*Exercise input:*
----------

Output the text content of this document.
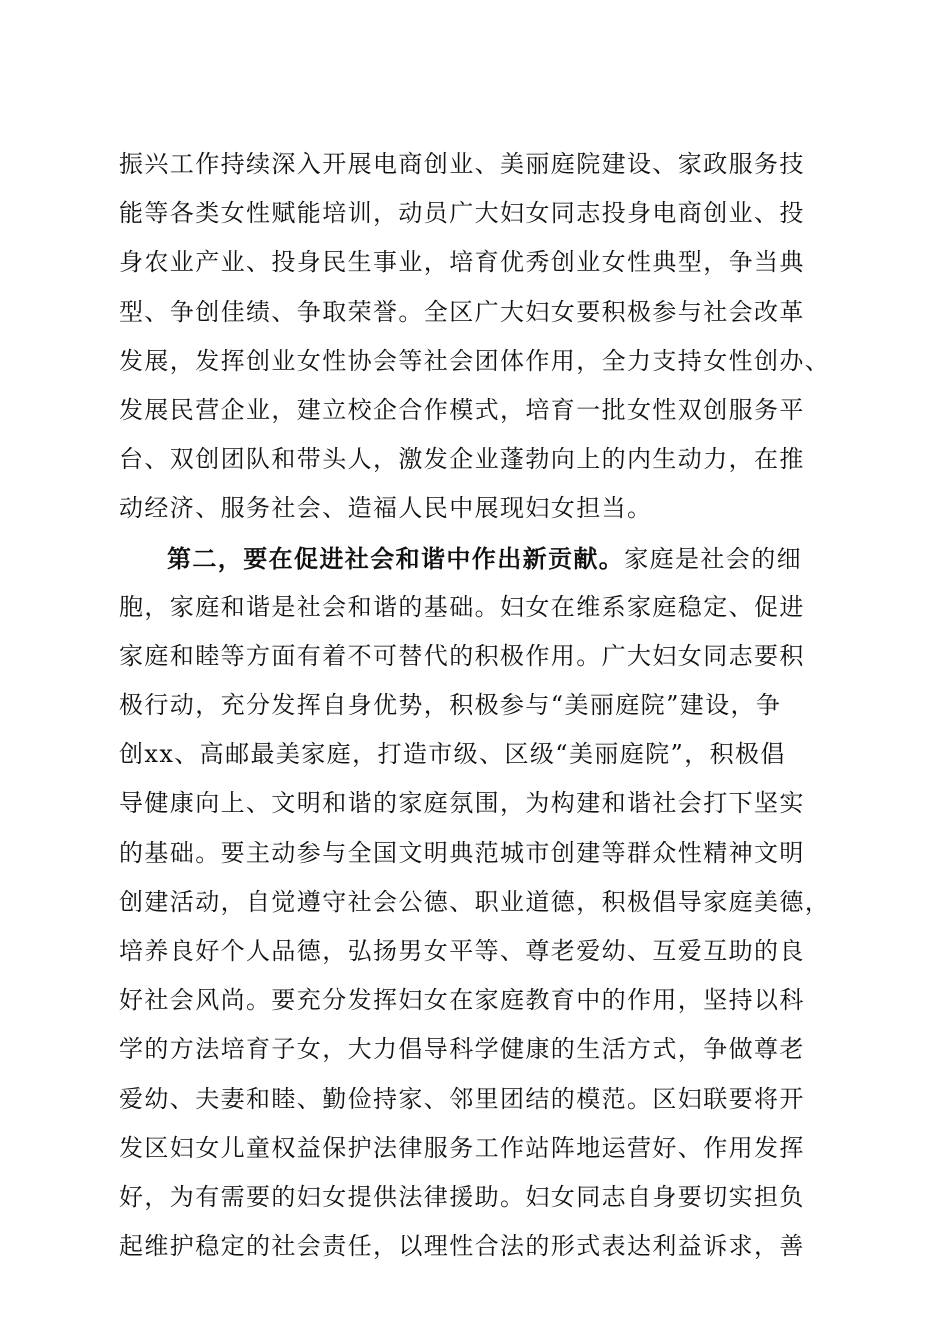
振兴工作持续深入开展电商创业、美丽庭院建设、家政服务技
能等各类女性赋能培训，动员广大妇女同志投身电商创业、投
身农业产业、投身民生事业，培育优秀创业女性典型，争当典
型、争创佳绩、争取荣誉。全区广大妇女要积极参与社会改革
发展，发挥创业女性协会等社会团体作用，全力支持女性创办、
发展民营企业，建立校企合作模式，培育一批女性双创服务平
台、双创团队和带头人，激发企业蓬勃向上的内生动力，在推
动经济、服务社会、造福人民中展现妇女担当。
第二，要在促进社会和谐中作出新贡献。家庭是社会的细
胞，家庭和谐是社会和谐的基础。妇女在维系家庭稳定、促进
家庭和睦等方面有着不可替代的积极作用。广大妇女同志要积
极行动，充分发挥自身优势，积极参与“美丽庭院”建设，争
创xx、高邮最美家庭，打造市级、区级“美丽庭院”，积极倡
导健康向上、文明和谐的家庭氛围，为构建和谐社会打下坚实
的基础。要主动参与全国文明典范城市创建等群众性精神文明
创建活动，自觉遵守社会公德、职业道德，积极倡导家庭美德，
培养良好个人品德，弘扬男女平等、尊老爱幼、互爱互助的良
好社会风尚。要充分发挥妇女在家庭教育中的作用，坚持以科
学的方法培育子女，大力倡导科学健康的生活方式，争做尊老
爱幼、夫妻和睦、勤俭持家、邻里团结的模范。区妇联要将开
发区妇女儿童权益保护法律服务工作站阵地运营好、作用发挥
好，为有需要的妇女提供法律援助。妇女同志自身要切实担负
起维护稳定的社会责任，以理性合法的形式表达利益诉求，善
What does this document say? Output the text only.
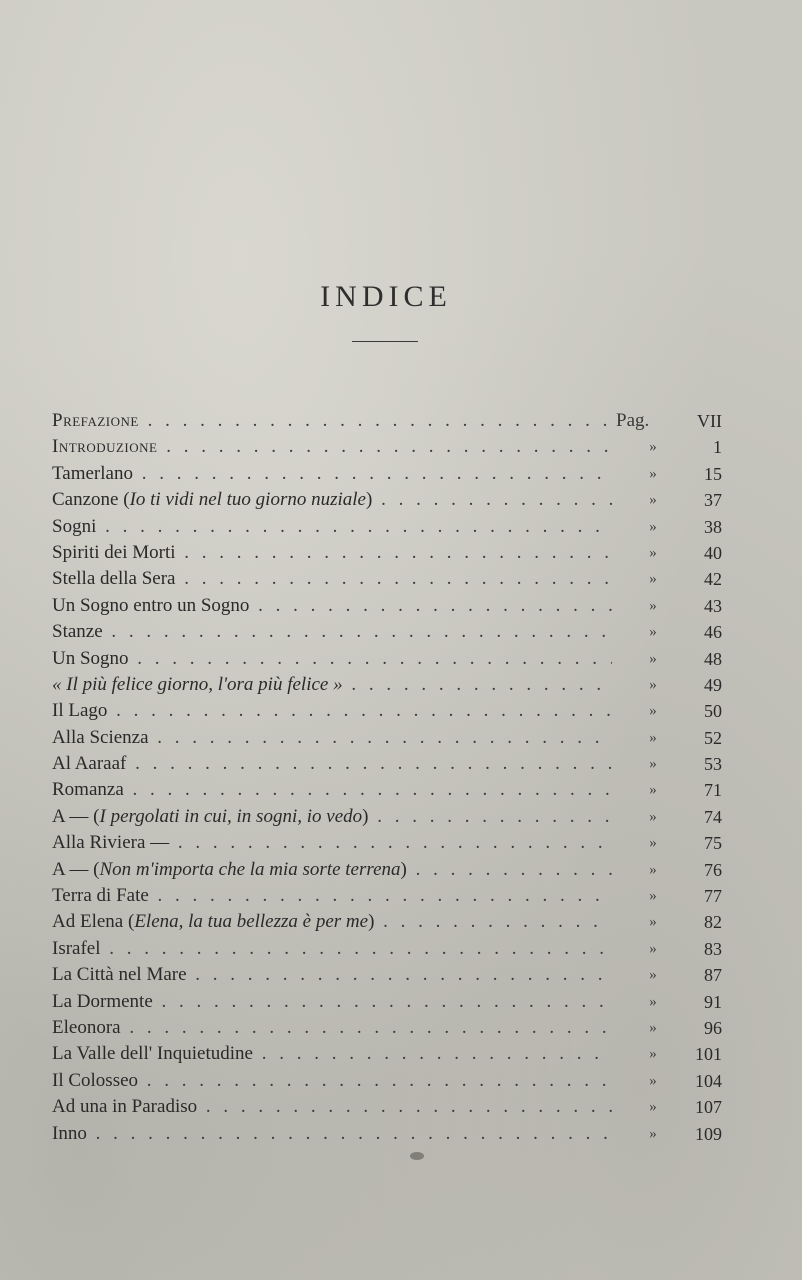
INDICE
Prefazione . . .	Pag.	VII
Introduzione . . .	»	1
Tamerlano . . .	»	15
Canzone (Io ti vidi nel tuo giorno nuziale) . . .	»	37
Sogni . . .	»	38
Spiriti dei Morti . . .	»	40
Stella della Sera . . .	»	42
Un Sogno entro un Sogno . . .	»	43
Stanze . . .	»	46
Un Sogno . . .	»	48
« Il più felice giorno, l'ora più felice » . . .	»	49
Il Lago . . .	»	50
Alla Scienza . . .	»	52
Al Aaraaf . . .	»	53
Romanza . . .	»	71
A — (I pergolati in cui, in sogni, io vedo) . . .	»	74
Alla Riviera — . . .	»	75
A — (Non m'importa che la mia sorte terrena) . . .	»	76
Terra di Fate . . .	»	77
Ad Elena (Elena, la tua bellezza è per me) . . .	»	82
Israfel . . .	»	83
La Città nel Mare . . .	»	87
La Dormente . . .	»	91
Eleonora . . .	»	96
La Valle dell' Inquietudine . . .	»	101
Il Colosseo . . .	»	104
Ad una in Paradiso . . .	»	107
Inno . . .	»	109
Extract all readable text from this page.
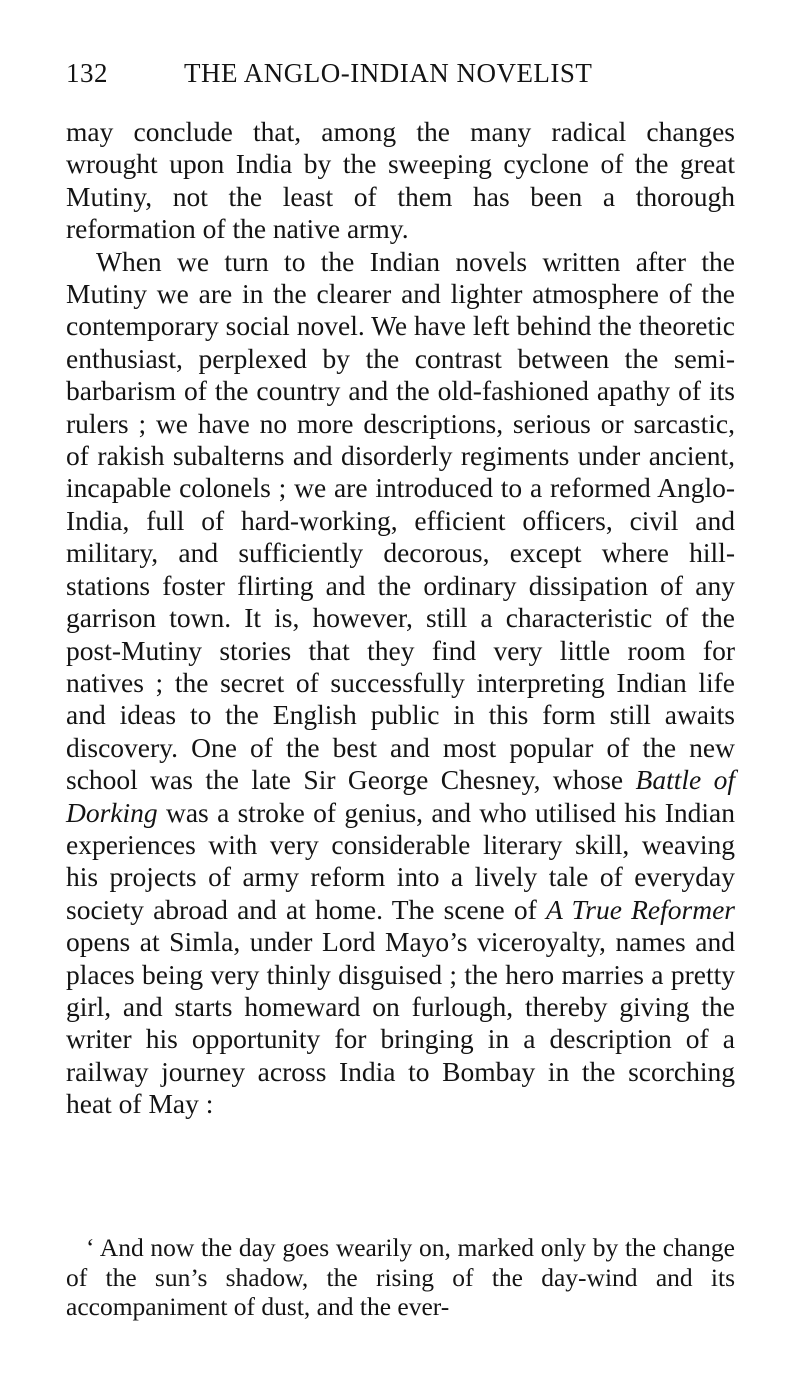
132	THE ANGLO-INDIAN NOVELIST

may conclude that, among the many radical changes wrought upon India by the sweeping cyclone of the great Mutiny, not the least of them has been a thorough reformation of the native army.

When we turn to the Indian novels written after the Mutiny we are in the clearer and lighter atmosphere of the contemporary social novel. We have left behind the theoretic enthusiast, perplexed by the contrast between the semi-barbarism of the country and the old-fashioned apathy of its rulers ; we have no more descriptions, serious or sarcastic, of rakish subalterns and disorderly regiments under ancient, incapable colonels ; we are introduced to a reformed Anglo-India, full of hard-working, efficient officers, civil and military, and sufficiently decorous, except where hill-stations foster flirting and the ordinary dissipation of any garrison town. It is, however, still a characteristic of the post-Mutiny stories that they find very little room for natives ; the secret of successfully interpreting Indian life and ideas to the English public in this form still awaits discovery. One of the best and most popular of the new school was the late Sir George Chesney, whose Battle of Dorking was a stroke of genius, and who utilised his Indian experiences with very considerable literary skill, weaving his projects of army reform into a lively tale of everyday society abroad and at home. The scene of A True Reformer opens at Simla, under Lord Mayo’s viceroyalty, names and places being very thinly disguised ; the hero marries a pretty girl, and starts homeward on furlough, thereby giving the writer his opportunity for bringing in a description of a railway journey across India to Bombay in the scorching heat of May :

‘ And now the day goes wearily on, marked only by the change of the sun’s shadow, the rising of the day-wind and its accompaniment of dust, and the ever-
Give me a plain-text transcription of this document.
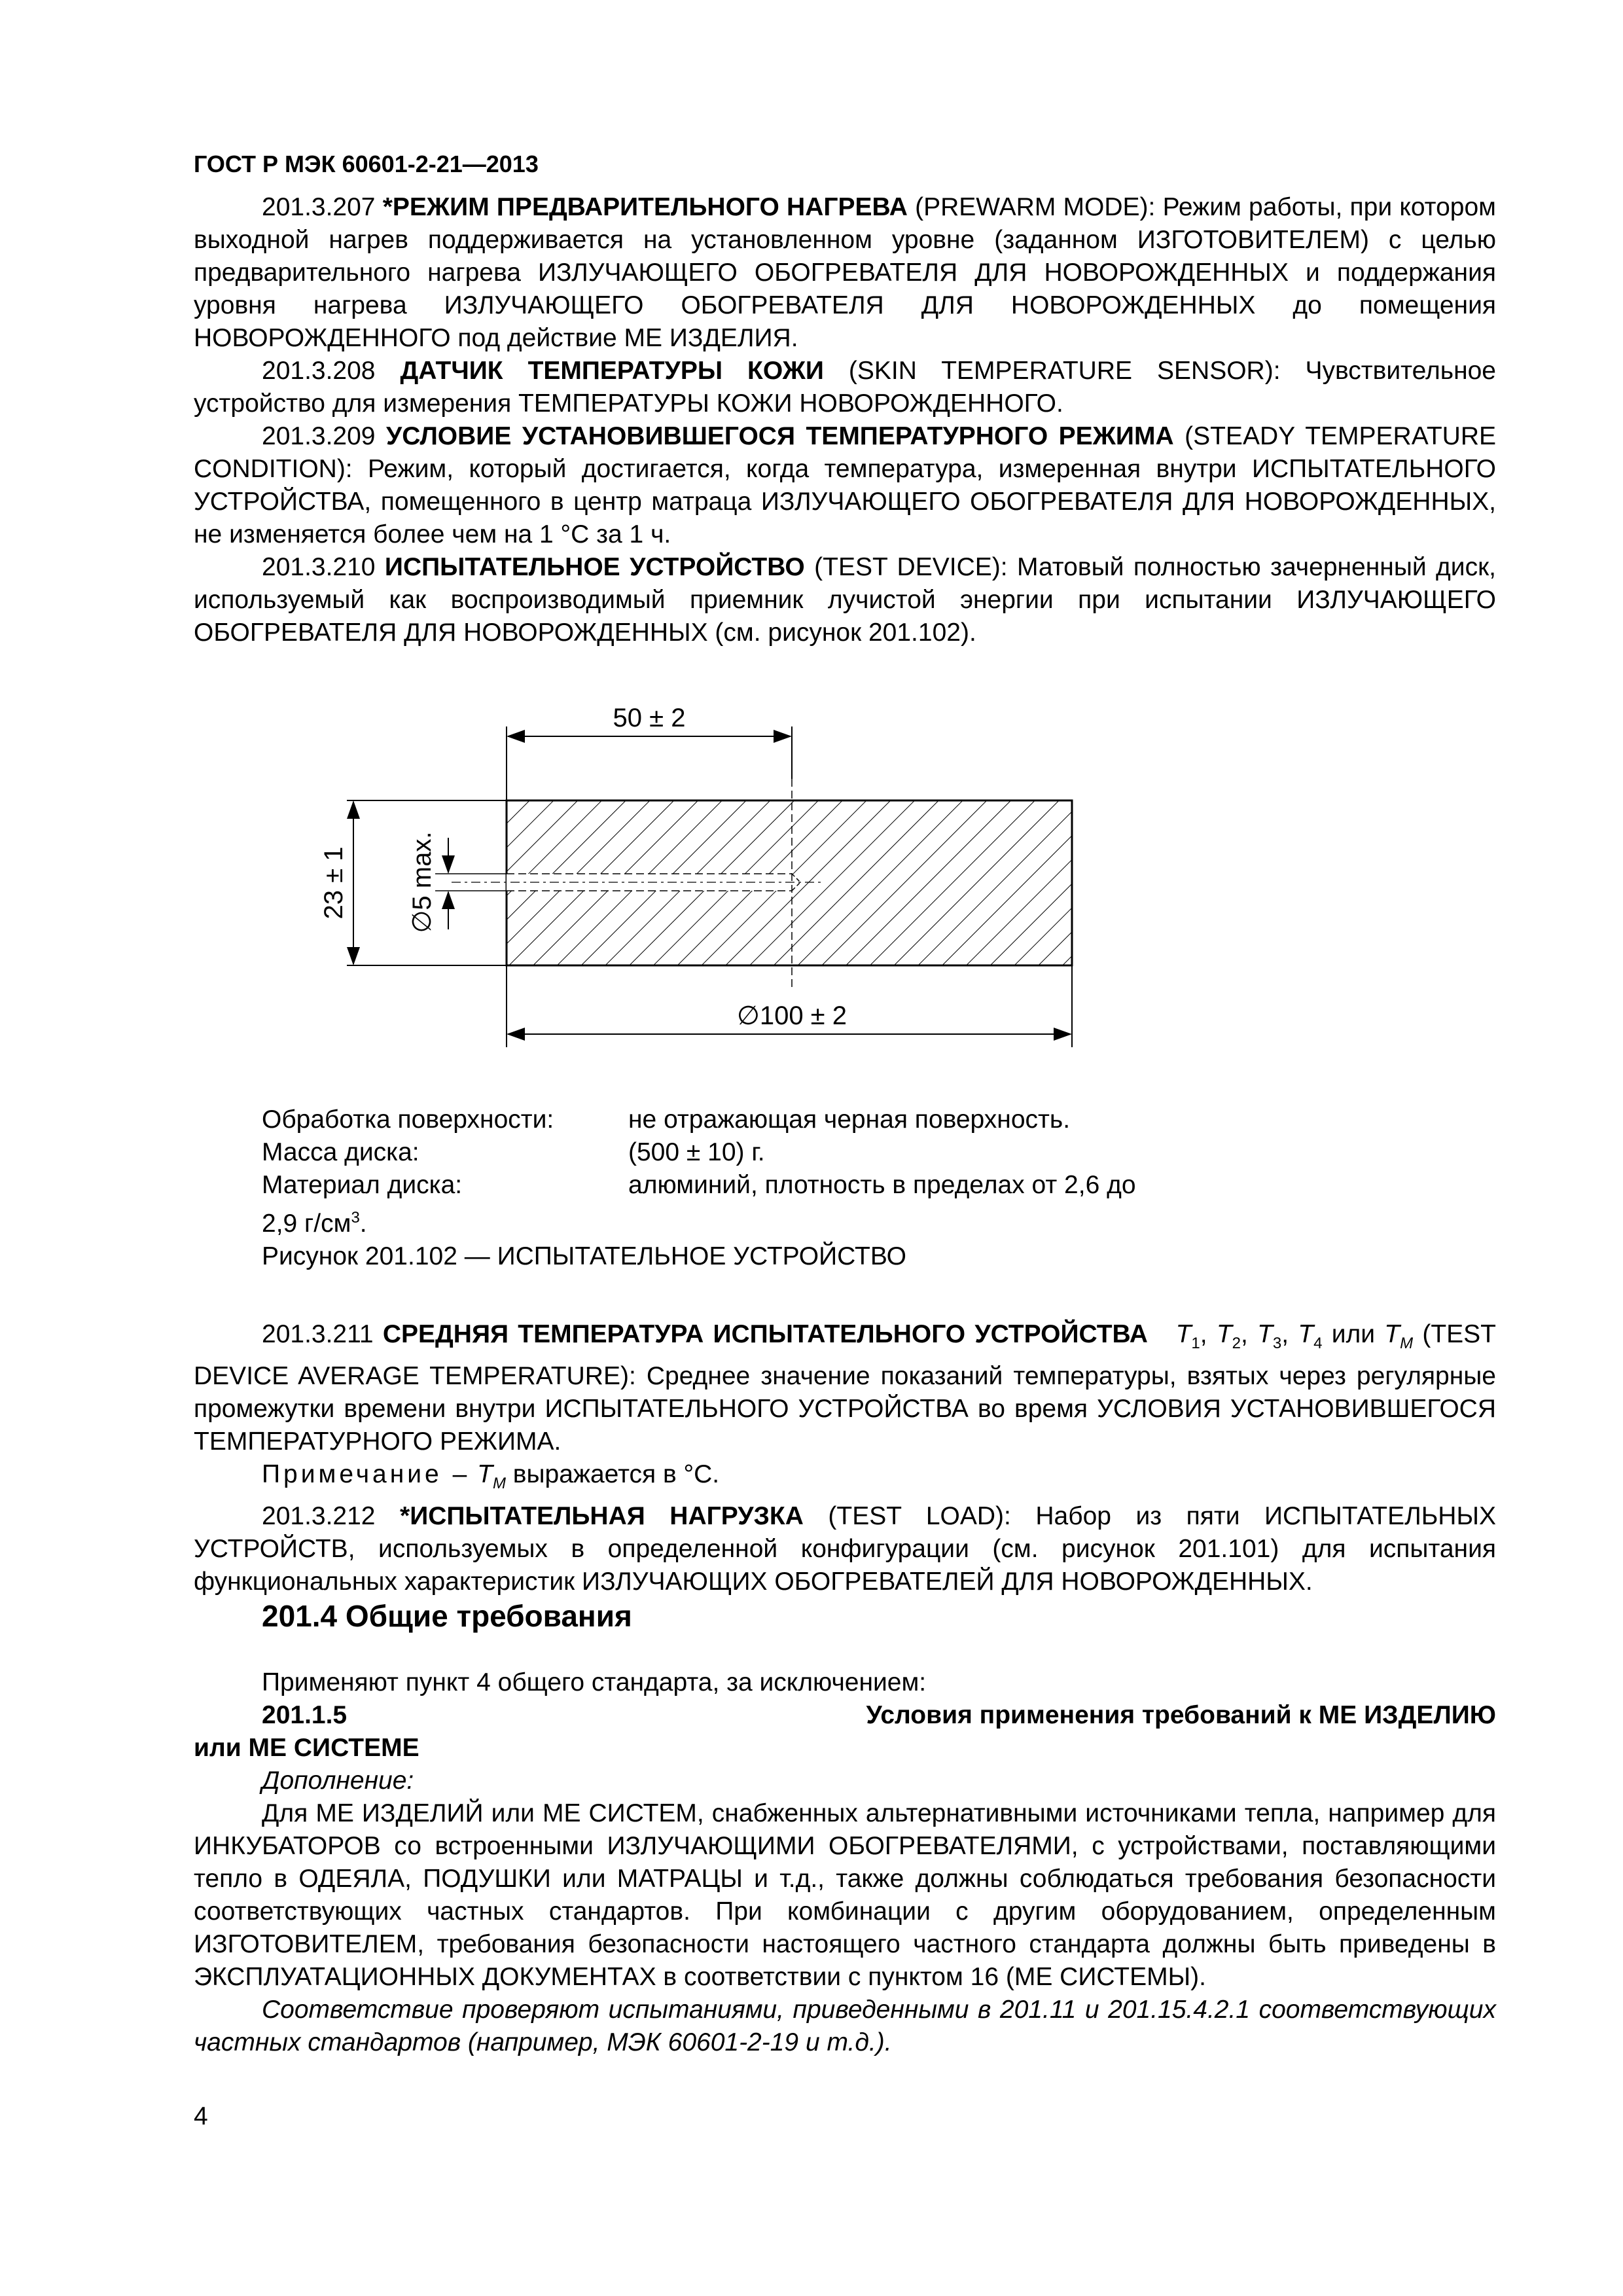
ГОСТ Р МЭК 60601-2-21—2013

201.3.207 *РЕЖИМ ПРЕДВАРИТЕЛЬНОГО НАГРЕВА (PREWARM MODE): Режим работы, при котором выходной нагрев поддерживается на установленном уровне (заданном ИЗГОТОВИТЕЛЕМ) с целью предварительного нагрева ИЗЛУЧАЮЩЕГО ОБОГРЕВАТЕЛЯ ДЛЯ НОВОРОЖДЕННЫХ и поддержания уровня нагрева ИЗЛУЧАЮЩЕГО ОБОГРЕВАТЕЛЯ ДЛЯ НОВОРОЖДЕННЫХ до помещения НОВОРОЖДЕННОГО под действие МЕ ИЗДЕЛИЯ.

201.3.208 ДАТЧИК ТЕМПЕРАТУРЫ КОЖИ (SKIN TEMPERATURE SENSOR): Чувствительное устройство для измерения ТЕМПЕРАТУРЫ КОЖИ НОВОРОЖДЕННОГО.

201.3.209 УСЛОВИЕ УСТАНОВИВШЕГОСЯ ТЕМПЕРАТУРНОГО РЕЖИМА (STEADY TEMPERATURE CONDITION): Режим, который достигается, когда температура, измеренная внутри ИСПЫТАТЕЛЬНОГО УСТРОЙСТВА, помещенного в центр матраца ИЗЛУЧАЮЩЕГО ОБОГРЕВАТЕЛЯ ДЛЯ НОВОРОЖДЕННЫХ, не изменяется более чем на 1 °С за 1 ч.

201.3.210 ИСПЫТАТЕЛЬНОЕ УСТРОЙСТВО (TEST DEVICE): Матовый полностью зачерненный диск, используемый как воспроизводимый приемник лучистой энергии при испытании ИЗЛУЧАЮЩЕГО ОБОГРЕВАТЕЛЯ ДЛЯ НОВОРОЖДЕННЫХ (см. рисунок 201.102).

50 ± 2
∅100 ± 2
23 ± 1 ∅5 max.
Обработка поверхности:	не отражающая черная поверхность.
Масса диска:	(500 ± 10) г.
Материал диска:	алюминий, плотность в пределах от 2,6 до
2,9 $г/см^3$.
Рисунок 201.102 — ИСПЫТАТЕЛЬНОЕ УСТРОЙСТВО

201.3.211 СРЕДНЯЯ ТЕМПЕРАТУРА ИСПЫТАТЕЛЬНОГО УСТРОЙСТВА $T_1$, $T_2$, $T_3$, $T_4$ или $T_M$ (TEST DEVICE AVERAGE TEMPERATURE): Среднее значение показаний температуры, взятых через регулярные промежутки времени внутри ИСПЫТАТЕЛЬНОГО УСТРОЙСТВА во время УСЛОВИЯ УСТАНОВИВШЕГОСЯ ТЕМПЕРАТУРНОГО РЕЖИМА.

Примечание – $T_M$ выражается в °С.

201.3.212 *ИСПЫТАТЕЛЬНАЯ НАГРУЗКА (TEST LOAD): Набор из пяти ИСПЫТАТЕЛЬНЫХ УСТРОЙСТВ, используемых в определенной конфигурации (см. рисунок 201.101) для испытания функциональных характеристик ИЗЛУЧАЮЩИХ ОБОГРЕВАТЕЛЕЙ ДЛЯ НОВОРОЖДЕННЫХ.

201.4 Общие требования

Применяют пункт 4 общего стандарта, за исключением:

201.1.5	Условия применения требований к МЕ ИЗДЕЛИЮ

или МЕ СИСТЕМЕ

Дополнение:

Для МЕ ИЗДЕЛИЙ или МЕ СИСТЕМ, снабженных альтернативными источниками тепла, например для ИНКУБАТОРОВ со встроенными ИЗЛУЧАЮЩИМИ ОБОГРЕВАТЕЛЯМИ, с устройствами, поставляющими тепло в ОДЕЯЛА, ПОДУШКИ или МАТРАЦЫ и т.д., также должны соблюдаться требования безопасности соответствующих частных стандартов. При комбинации с другим оборудованием, определенным ИЗГОТОВИТЕЛЕМ, требования безопасности настоящего частного стандарта должны быть приведены в ЭКСПЛУАТАЦИОННЫХ ДОКУМЕНТАХ в соответствии с пунктом 16 (МЕ СИСТЕМЫ).

Соответствие проверяют испытаниями, приведенными в 201.11 и 201.15.4.2.1 соответствующих частных стандартов (например, МЭК 60601-2-19 и т.д.).

4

----------

*What you have to do:*
Copy out every line from the records that has the word "only".

*In response:*
What does this document say? Output the text only.
‘ And now the day goes wearily on, marked only by the change of the sun’s shadow, the rising of the day-wind and its accompaniment of dust, and the ever-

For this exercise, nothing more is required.